◆ Tarefas a realizar ◆
• a. Reproduza o trecho da notícia sobre a falta de água em São João do Sabugi, começando em "No processo, a" e terminando em "do fornecimento regular.".
• b. Diga se cada afirmação concorda com a notícia sobre a falta de água em São João do Sabugi. Responda sim ou não e cite as palavras do texto que decidem a resposta. (i) A Caern tem 15 dias para apresentar um plano técnico. (ii) O principal manancial do município opera com volume normal. (iii) A Prefeitura alegou que a interrupção do serviço foi injustificada.
• c. Continue a notícia sobre a falta de água em São João do Sabugi a partir da última frase apresentada.

◆ Trecho do documento ◆
==============================

Município enfrenta crise hídrica severa e Justiça cobra da Caern um plano concreto para garantir água potável à população do Seridó. | Foto: Reprodução
A Caern terá o prazo de 15 dias para apresentar um plano técnico com medidas e cronograma para o restabelecimento do fornecimento de água potável em São João do Sabugi, no Seridó. A determinação, do juiz convocado Ricardo Tinoco de Góes, foi tomada após a análise de embargos apresentados pelo Município contra uma decisão anterior do plantão judicial que havia suspendido uma liminar obrigando a Caern a retomar imediatamente o abastecimento ou, de forma alternativa, garantir água por meio de carros-pipa, sob pena de multa diária.
No processo, a Prefeitura alegou interrupção injustificada do serviço. Já a Caern sustentou que o município enfrenta um colapso hídrico severo, com o principal manancial operando em volume morto e com água imprópria para consumo humano, o que teria tornado inviável a continuidade do fornecimento regular.

==============================

[Itens de dados]
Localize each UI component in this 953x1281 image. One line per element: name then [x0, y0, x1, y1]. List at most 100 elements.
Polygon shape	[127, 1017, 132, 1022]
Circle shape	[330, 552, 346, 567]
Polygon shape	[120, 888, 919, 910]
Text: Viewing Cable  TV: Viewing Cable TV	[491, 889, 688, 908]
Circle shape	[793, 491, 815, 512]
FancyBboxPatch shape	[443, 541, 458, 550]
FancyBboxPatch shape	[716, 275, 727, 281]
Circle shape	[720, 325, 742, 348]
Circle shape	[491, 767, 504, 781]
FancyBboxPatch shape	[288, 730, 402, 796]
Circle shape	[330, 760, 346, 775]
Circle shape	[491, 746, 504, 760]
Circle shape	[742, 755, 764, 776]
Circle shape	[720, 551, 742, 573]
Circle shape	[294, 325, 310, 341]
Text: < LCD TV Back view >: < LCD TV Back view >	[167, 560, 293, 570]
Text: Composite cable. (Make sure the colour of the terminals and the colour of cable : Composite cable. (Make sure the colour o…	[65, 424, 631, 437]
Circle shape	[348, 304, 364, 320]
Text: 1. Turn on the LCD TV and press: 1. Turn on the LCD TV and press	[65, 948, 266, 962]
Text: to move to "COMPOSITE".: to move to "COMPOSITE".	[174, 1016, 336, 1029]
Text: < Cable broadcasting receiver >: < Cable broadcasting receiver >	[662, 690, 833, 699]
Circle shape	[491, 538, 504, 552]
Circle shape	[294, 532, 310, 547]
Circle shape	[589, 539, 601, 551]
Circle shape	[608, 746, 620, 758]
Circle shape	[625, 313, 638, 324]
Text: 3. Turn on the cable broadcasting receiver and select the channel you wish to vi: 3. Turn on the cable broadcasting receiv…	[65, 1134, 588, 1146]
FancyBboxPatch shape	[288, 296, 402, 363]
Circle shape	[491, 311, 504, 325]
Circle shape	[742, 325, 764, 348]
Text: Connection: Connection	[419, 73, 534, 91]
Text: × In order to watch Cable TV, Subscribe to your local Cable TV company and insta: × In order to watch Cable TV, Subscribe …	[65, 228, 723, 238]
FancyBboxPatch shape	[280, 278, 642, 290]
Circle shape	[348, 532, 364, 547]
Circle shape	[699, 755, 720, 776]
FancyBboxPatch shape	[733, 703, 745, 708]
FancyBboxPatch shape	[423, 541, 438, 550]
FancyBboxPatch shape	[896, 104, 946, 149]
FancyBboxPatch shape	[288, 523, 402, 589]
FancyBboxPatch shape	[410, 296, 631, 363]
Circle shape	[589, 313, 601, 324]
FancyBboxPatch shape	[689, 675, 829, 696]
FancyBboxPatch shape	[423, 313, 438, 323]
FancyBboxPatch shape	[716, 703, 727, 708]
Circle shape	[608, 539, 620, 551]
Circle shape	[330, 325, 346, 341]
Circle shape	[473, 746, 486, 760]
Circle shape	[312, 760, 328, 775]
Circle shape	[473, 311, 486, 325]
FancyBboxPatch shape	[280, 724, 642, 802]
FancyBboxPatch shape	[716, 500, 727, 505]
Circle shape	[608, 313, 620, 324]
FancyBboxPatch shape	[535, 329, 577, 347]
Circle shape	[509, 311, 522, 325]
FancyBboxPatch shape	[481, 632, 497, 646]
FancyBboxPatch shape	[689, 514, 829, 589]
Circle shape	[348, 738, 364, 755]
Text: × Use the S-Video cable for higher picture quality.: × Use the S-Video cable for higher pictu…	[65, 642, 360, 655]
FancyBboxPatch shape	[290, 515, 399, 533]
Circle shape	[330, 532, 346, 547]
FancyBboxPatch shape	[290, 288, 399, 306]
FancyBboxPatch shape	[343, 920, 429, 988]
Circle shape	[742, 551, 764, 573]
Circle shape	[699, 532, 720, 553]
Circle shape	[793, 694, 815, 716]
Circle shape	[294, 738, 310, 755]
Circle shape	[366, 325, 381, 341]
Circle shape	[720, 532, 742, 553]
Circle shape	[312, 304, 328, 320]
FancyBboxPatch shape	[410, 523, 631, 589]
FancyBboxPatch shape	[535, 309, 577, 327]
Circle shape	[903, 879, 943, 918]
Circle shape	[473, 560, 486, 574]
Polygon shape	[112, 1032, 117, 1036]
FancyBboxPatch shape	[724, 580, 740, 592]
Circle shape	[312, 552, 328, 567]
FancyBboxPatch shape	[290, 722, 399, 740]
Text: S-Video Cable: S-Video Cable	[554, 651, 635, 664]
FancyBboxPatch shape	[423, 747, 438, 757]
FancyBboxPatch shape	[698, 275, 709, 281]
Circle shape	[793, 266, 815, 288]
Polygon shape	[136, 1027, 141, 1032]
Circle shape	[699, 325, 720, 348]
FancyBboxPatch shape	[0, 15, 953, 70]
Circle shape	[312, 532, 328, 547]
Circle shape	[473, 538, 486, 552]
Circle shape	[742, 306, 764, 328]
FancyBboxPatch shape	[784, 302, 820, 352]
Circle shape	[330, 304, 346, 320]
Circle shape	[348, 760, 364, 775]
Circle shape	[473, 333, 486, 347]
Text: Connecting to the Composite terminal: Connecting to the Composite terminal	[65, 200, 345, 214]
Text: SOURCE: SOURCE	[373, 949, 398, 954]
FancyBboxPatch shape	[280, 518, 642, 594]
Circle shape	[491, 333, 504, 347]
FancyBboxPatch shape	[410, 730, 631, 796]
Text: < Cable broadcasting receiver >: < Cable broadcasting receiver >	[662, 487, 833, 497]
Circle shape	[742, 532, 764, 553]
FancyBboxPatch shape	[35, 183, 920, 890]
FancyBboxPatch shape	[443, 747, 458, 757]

==============================

◆ Respostas ◆
• a.
No processo, a Prefeitura alegou interrupção injustificada do serviço. Já a Caern sustentou que o município enfrenta um colapso hídrico severo, com o principal manancial operando em volume morto e com água imprópria para consumo humano, o que teria tornado inviável a continuidade do fornecimento regular.

• b.
(i) Sim: "A Caern terá o prazo de 15 dias para apresentar um plano técnico".
(ii) Não: "com o principal manancial operando em volume morto".
(iii) Sim: "a Prefeitura alegou interrupção injustificada do serviço".

• c.
A Companhia informou ainda que suspendeu tanto o abastecimento quanto a cobrança das tarifas por razões técnicas e sanitárias, após tentativas frustradas de captação alternativa. Segundo a empresa, em cenário de seca extrema, a responsabilidade pelo abastecimento emergencial cabe à Defesa Civil.
Ao analisar o recurso, o magistrado entendeu que não havia omissão ou contradição na decisão anterior e afastou a possibilidade de reabrir a discussão por meio de embargos de declaração. Para ele, o que houve foi inconformismo do município com a decisão já tomada.
O juiz reconheceu que ficou comprovada nos autos a situação de calamidade pública decorrente da estiagem prolongada, além de ter sido demonstrado que o município foi previamente informado sobre a suspensão do serviço. Também pesou o fato de a Caern ter interrompido a cobrança das tarifas.
Na avaliação do magistrado, impor à concessionária o custeio de abastecimento emergencial por carros-pipa extrapolaria sua atuação operacional ordinária e poderia comprometer o equilíbrio econômico-financeiro do contrato, especialmente sem contrapartida tarifária.
Como forma de garantir transparência e cooperação institucional, o juiz determinou que a Caern apresente, no prazo de 15 dias, um plano técnico com alternativas administrativas e operacionais para viabilizar, de forma progressiva, o futuro restabelecimento do fornecimento regular de água no município.
Segundo Ricardo Tinoco, a medida não impõe gasto imediato à empresa, mas exige uma postura colaborativa e prospectiva, compatível com o papel da Caern como concessionária de um serviço público essencial.